Reproduce every one of the following entries, changing each "marker-diamond" to "marker-rhombus" and keeping everything else identical.
-=-=-=-=-
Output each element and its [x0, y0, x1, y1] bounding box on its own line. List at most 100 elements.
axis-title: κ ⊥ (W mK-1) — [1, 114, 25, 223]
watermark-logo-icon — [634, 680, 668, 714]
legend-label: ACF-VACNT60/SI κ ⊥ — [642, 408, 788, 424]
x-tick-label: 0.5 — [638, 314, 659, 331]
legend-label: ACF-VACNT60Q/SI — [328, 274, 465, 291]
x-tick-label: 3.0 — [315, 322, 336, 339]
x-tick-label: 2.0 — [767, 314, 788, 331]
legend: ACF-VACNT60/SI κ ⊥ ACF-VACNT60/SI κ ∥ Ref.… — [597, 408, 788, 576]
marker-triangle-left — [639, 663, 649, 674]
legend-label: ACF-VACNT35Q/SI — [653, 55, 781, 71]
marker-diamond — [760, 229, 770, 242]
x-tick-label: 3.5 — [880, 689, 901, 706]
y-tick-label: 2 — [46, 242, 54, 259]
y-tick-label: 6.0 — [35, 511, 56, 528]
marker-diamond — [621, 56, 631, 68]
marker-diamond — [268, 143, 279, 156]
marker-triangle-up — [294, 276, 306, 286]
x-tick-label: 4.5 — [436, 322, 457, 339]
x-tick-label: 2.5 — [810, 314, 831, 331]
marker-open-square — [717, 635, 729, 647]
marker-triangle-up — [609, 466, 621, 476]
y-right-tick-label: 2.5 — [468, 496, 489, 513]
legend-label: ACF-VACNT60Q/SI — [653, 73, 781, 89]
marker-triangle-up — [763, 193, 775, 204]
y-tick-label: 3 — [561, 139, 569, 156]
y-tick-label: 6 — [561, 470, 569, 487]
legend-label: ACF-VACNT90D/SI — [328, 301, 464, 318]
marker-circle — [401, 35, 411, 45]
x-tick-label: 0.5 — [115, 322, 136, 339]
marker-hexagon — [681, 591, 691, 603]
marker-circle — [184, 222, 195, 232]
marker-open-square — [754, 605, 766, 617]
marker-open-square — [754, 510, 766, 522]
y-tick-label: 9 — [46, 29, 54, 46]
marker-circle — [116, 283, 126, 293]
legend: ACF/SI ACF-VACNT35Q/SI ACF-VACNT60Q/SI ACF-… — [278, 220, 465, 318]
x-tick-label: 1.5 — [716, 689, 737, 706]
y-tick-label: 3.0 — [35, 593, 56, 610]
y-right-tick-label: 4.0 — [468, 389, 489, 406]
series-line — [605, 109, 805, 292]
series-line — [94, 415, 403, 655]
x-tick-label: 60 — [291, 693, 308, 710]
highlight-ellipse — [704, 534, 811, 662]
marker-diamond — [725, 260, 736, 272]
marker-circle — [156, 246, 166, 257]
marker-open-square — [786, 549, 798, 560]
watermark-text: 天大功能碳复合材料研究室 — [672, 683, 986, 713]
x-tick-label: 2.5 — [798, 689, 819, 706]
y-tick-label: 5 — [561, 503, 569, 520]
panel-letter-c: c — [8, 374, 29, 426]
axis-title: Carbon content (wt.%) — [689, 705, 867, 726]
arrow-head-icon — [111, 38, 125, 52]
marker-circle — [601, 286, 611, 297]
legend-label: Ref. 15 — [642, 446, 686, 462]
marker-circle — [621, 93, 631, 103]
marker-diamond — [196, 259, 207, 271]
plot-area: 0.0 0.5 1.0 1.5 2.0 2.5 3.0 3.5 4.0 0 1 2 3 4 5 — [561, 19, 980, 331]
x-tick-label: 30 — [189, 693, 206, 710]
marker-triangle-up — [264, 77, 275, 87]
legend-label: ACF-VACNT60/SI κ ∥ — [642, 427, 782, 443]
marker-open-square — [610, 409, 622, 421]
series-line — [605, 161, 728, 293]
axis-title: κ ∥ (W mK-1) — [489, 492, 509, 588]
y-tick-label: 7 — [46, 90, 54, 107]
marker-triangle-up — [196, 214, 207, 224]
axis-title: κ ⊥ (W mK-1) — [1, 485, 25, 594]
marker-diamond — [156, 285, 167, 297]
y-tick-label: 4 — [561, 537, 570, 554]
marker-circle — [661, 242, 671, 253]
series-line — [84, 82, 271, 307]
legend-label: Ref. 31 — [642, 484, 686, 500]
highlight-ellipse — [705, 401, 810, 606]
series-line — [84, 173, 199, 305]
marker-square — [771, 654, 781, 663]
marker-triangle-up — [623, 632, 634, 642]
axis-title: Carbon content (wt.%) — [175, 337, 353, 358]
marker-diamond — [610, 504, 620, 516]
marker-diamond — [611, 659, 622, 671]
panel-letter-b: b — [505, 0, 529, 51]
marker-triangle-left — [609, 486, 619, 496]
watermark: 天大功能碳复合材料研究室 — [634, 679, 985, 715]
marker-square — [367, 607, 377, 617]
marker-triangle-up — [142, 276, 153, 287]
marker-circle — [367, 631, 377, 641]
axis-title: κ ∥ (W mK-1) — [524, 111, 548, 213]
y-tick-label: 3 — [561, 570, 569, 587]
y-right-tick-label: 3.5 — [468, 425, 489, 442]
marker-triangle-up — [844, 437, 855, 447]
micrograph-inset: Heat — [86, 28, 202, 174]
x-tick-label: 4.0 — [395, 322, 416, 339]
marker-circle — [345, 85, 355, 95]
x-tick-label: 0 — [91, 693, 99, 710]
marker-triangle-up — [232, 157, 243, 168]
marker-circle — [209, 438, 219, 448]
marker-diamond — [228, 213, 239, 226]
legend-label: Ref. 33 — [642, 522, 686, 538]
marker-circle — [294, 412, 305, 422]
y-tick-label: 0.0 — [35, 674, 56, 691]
-=-=-=-=-
● Written response
Output each element and its [x0, y0, x1, y1] bounding box on its own line. List at most 100 elements.
axis-title: κ ⊥ (W mK-1) — [1, 114, 25, 223]
watermark-logo-icon — [634, 680, 668, 714]
legend-label: ACF-VACNT60/SI κ ⊥ — [642, 408, 788, 424]
x-tick-label: 0.5 — [638, 314, 659, 331]
legend-label: ACF-VACNT60Q/SI — [328, 274, 465, 291]
x-tick-label: 3.0 — [315, 322, 336, 339]
x-tick-label: 2.0 — [767, 314, 788, 331]
legend: ACF-VACNT60/SI κ ⊥ ACF-VACNT60/SI κ ∥ Ref.… — [597, 408, 788, 576]
marker-triangle-left — [639, 663, 649, 674]
legend-label: ACF-VACNT35Q/SI — [653, 55, 781, 71]
marker-rhombus — [760, 229, 770, 242]
x-tick-label: 3.5 — [880, 689, 901, 706]
y-tick-label: 2 — [46, 242, 54, 259]
y-tick-label: 6.0 — [35, 511, 56, 528]
marker-rhombus — [621, 56, 631, 68]
marker-rhombus — [268, 143, 279, 156]
marker-triangle-up — [294, 276, 306, 286]
x-tick-label: 4.5 — [436, 322, 457, 339]
x-tick-label: 2.5 — [810, 314, 831, 331]
marker-open-square — [717, 635, 729, 647]
marker-triangle-up — [609, 466, 621, 476]
y-right-tick-label: 2.5 — [468, 496, 489, 513]
legend-label: ACF-VACNT60Q/SI — [653, 73, 781, 89]
marker-triangle-up — [763, 193, 775, 204]
y-tick-label: 3 — [561, 139, 569, 156]
y-tick-label: 6 — [561, 470, 569, 487]
legend-label: ACF-VACNT90D/SI — [328, 301, 464, 318]
marker-circle — [401, 35, 411, 45]
x-tick-label: 0.5 — [115, 322, 136, 339]
marker-hexagon — [681, 591, 691, 603]
marker-circle — [184, 222, 195, 232]
marker-open-square — [754, 605, 766, 617]
marker-open-square — [754, 510, 766, 522]
y-tick-label: 9 — [46, 29, 54, 46]
marker-circle — [116, 283, 126, 293]
legend: ACF/SI ACF-VACNT35Q/SI ACF-VACNT60Q/SI ACF-… — [278, 220, 465, 318]
x-tick-label: 1.5 — [716, 689, 737, 706]
y-tick-label: 3.0 — [35, 593, 56, 610]
y-right-tick-label: 4.0 — [468, 389, 489, 406]
series-line — [605, 109, 805, 292]
series-line — [94, 415, 403, 655]
x-tick-label: 60 — [291, 693, 308, 710]
highlight-ellipse — [704, 534, 811, 662]
marker-rhombus — [725, 260, 736, 272]
marker-circle — [156, 246, 166, 257]
marker-open-square — [786, 549, 798, 560]
watermark-text: 天大功能碳复合材料研究室 — [672, 683, 986, 713]
x-tick-label: 2.5 — [798, 689, 819, 706]
y-tick-label: 5 — [561, 503, 569, 520]
panel-letter-c: c — [8, 374, 29, 426]
axis-title: Carbon content (wt.%) — [689, 705, 867, 726]
arrow-head-icon — [111, 38, 125, 52]
marker-circle — [601, 286, 611, 297]
legend-label: Ref. 15 — [642, 446, 686, 462]
marker-circle — [621, 93, 631, 103]
marker-rhombus — [196, 259, 207, 271]
plot-area: 0.0 0.5 1.0 1.5 2.0 2.5 3.0 3.5 4.0 0 1 2 3 4 5 — [561, 19, 980, 331]
x-tick-label: 30 — [189, 693, 206, 710]
marker-triangle-up — [264, 77, 275, 87]
legend-label: ACF-VACNT60/SI κ ∥ — [642, 427, 782, 443]
marker-open-square — [610, 409, 622, 421]
series-line — [605, 161, 728, 293]
axis-title: κ ∥ (W mK-1) — [489, 492, 509, 588]
y-tick-label: 7 — [46, 90, 54, 107]
marker-triangle-up — [196, 214, 207, 224]
axis-title: κ ⊥ (W mK-1) — [1, 485, 25, 594]
marker-rhombus — [156, 285, 167, 297]
y-tick-label: 4 — [561, 537, 570, 554]
marker-circle — [661, 242, 671, 253]
series-line — [84, 82, 271, 307]
legend-label: Ref. 31 — [642, 484, 686, 500]
highlight-ellipse — [705, 401, 810, 606]
series-line — [84, 173, 199, 305]
marker-square — [771, 654, 781, 663]
marker-triangle-up — [623, 632, 634, 642]
axis-title: Carbon content (wt.%) — [175, 337, 353, 358]
marker-rhombus — [610, 504, 620, 516]
marker-rhombus — [611, 659, 622, 671]
panel-letter-b: b — [505, 0, 529, 51]
marker-triangle-left — [609, 486, 619, 496]
watermark: 天大功能碳复合材料研究室 — [634, 679, 985, 715]
marker-square — [367, 607, 377, 617]
marker-triangle-up — [142, 276, 153, 287]
marker-circle — [367, 631, 377, 641]
axis-title: κ ∥ (W mK-1) — [524, 111, 548, 213]
y-tick-label: 3 — [561, 570, 569, 587]
y-right-tick-label: 3.5 — [468, 425, 489, 442]
marker-triangle-up — [844, 437, 855, 447]
micrograph-inset: Heat — [86, 28, 202, 174]
x-tick-label: 4.0 — [395, 322, 416, 339]
marker-circle — [345, 85, 355, 95]
x-tick-label: 0 — [91, 693, 99, 710]
marker-triangle-up — [232, 157, 243, 168]
marker-circle — [209, 438, 219, 448]
marker-rhombus — [228, 213, 239, 226]
legend-label: Ref. 33 — [642, 522, 686, 538]
marker-circle — [294, 412, 305, 422]
y-tick-label: 0.0 — [35, 674, 56, 691]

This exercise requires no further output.